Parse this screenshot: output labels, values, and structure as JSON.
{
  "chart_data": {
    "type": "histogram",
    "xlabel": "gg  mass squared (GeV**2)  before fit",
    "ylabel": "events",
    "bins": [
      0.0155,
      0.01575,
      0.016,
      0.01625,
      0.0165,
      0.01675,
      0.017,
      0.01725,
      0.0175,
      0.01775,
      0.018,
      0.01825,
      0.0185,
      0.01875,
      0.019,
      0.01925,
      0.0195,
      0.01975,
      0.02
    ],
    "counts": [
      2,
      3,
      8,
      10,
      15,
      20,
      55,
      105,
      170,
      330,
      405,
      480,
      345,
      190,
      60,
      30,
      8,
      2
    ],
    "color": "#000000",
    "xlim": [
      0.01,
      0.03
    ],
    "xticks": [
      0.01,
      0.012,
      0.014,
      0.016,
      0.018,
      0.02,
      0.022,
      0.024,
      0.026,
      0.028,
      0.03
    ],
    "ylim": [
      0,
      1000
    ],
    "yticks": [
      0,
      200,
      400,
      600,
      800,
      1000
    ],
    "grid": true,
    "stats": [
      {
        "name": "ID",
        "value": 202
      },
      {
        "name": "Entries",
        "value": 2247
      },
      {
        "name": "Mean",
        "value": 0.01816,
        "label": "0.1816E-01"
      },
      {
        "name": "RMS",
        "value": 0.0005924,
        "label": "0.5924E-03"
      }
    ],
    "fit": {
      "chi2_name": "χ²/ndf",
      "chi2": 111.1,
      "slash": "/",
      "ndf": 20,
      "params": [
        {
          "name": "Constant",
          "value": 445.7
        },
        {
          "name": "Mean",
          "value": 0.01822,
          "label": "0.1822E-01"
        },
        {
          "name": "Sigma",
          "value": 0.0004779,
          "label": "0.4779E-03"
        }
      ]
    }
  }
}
§
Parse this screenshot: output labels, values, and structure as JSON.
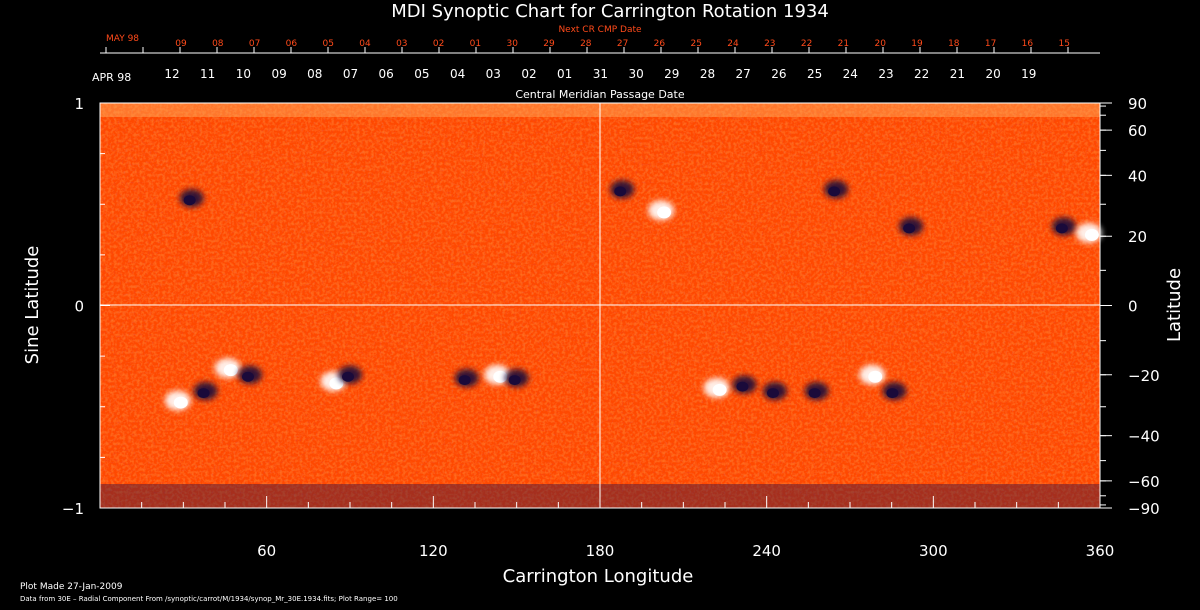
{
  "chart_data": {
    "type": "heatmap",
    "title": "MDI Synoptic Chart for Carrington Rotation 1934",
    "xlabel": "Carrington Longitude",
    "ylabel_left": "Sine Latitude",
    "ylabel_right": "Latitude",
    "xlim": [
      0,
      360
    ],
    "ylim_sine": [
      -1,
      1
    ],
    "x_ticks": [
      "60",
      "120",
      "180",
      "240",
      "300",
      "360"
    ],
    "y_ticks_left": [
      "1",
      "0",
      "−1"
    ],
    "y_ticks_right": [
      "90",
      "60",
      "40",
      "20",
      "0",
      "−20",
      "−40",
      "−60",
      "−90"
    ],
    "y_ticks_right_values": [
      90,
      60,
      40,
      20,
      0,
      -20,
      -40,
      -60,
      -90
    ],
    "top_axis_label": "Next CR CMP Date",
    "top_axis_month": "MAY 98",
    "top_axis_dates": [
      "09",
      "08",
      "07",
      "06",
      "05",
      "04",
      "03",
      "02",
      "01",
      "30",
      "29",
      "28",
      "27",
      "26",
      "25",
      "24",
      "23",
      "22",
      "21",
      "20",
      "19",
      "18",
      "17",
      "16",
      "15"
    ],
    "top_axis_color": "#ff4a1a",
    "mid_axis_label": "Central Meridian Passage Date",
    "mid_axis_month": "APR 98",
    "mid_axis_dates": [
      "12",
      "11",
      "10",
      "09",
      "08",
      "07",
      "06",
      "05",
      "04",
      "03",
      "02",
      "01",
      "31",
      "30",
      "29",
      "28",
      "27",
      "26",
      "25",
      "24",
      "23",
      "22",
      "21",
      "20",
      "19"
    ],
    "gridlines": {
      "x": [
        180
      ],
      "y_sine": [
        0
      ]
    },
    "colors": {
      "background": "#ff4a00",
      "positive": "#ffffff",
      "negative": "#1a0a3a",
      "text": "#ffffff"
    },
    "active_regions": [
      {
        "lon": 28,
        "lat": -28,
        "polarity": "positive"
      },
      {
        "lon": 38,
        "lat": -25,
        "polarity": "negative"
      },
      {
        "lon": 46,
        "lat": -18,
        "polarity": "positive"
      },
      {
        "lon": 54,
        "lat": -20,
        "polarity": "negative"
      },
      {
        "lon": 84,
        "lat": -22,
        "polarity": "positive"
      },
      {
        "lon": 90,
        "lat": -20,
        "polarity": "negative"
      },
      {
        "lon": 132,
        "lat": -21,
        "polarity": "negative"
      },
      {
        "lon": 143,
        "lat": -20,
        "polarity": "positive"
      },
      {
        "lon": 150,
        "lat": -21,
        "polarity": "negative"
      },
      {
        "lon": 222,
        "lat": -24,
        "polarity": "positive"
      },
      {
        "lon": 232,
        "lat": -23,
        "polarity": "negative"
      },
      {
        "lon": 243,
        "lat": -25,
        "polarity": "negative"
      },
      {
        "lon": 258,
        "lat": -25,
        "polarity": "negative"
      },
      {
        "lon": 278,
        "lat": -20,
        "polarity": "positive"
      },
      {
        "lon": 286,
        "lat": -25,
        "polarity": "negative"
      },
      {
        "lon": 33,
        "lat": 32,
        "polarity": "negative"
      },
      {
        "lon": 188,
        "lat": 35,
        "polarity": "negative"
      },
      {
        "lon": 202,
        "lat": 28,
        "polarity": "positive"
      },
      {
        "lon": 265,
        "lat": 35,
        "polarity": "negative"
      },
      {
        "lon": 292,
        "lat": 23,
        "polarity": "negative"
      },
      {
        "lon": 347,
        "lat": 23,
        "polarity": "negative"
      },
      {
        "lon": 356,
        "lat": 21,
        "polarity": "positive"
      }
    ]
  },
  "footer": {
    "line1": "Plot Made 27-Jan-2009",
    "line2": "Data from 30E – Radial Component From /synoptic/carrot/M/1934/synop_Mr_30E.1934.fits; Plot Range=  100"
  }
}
§
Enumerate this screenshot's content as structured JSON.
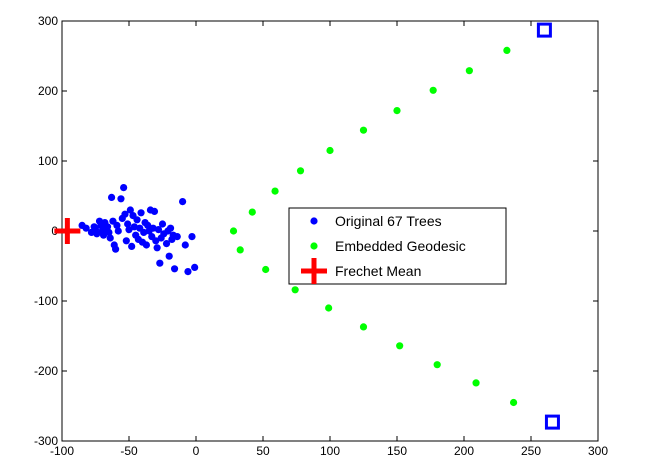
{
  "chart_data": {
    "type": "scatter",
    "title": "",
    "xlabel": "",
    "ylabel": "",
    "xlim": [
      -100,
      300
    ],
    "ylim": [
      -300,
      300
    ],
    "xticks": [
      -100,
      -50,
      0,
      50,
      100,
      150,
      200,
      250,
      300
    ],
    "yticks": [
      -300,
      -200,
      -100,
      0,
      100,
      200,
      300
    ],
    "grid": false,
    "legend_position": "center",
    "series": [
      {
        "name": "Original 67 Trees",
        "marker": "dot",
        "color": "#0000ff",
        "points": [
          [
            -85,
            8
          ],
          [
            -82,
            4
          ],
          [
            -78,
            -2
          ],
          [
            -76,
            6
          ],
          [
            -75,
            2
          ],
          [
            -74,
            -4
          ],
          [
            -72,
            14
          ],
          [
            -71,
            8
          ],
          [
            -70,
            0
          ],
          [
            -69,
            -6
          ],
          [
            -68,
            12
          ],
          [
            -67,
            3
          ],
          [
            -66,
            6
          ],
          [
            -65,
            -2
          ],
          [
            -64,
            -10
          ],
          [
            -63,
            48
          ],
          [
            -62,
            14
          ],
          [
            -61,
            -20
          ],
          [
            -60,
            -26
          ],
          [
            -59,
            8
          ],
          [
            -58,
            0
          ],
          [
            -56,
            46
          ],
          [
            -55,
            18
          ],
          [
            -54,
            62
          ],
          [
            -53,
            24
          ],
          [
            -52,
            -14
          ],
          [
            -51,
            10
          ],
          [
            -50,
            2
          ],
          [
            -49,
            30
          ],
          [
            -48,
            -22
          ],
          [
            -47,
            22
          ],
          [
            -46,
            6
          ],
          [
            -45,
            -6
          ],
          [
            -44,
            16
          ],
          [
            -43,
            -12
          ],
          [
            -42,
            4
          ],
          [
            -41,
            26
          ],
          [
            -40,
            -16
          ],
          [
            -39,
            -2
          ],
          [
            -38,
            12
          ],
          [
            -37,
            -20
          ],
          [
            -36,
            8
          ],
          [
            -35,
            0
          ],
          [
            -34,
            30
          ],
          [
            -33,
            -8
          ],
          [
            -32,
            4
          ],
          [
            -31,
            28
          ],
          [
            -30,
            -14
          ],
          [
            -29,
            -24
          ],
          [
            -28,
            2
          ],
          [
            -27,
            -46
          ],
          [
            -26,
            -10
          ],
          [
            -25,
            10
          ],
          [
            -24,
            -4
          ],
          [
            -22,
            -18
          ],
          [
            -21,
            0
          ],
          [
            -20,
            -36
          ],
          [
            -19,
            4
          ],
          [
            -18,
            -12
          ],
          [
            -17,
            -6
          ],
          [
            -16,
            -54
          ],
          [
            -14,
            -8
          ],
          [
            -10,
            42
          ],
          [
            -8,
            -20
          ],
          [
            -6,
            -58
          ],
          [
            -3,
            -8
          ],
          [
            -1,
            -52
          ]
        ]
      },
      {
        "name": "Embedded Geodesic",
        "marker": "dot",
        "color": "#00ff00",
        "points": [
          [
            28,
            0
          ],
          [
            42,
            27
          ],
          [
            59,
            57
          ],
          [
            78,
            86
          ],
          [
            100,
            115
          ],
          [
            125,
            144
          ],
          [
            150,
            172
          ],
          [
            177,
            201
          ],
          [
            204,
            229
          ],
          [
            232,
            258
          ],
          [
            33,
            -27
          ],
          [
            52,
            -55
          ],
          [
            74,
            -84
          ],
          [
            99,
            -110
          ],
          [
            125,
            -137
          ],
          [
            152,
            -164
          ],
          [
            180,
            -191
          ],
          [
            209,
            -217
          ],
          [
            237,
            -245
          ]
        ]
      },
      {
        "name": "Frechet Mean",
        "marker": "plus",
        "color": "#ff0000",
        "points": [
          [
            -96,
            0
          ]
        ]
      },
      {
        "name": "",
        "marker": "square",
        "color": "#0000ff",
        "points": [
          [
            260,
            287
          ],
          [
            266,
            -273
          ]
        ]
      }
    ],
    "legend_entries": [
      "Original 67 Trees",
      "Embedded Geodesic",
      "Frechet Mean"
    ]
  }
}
§
Exercise requirements |
Select, from the listing, all lines that include the word "Geodesic".

Answer below |
        "name": "Embedded Geodesic",
      "Embedded Geodesic",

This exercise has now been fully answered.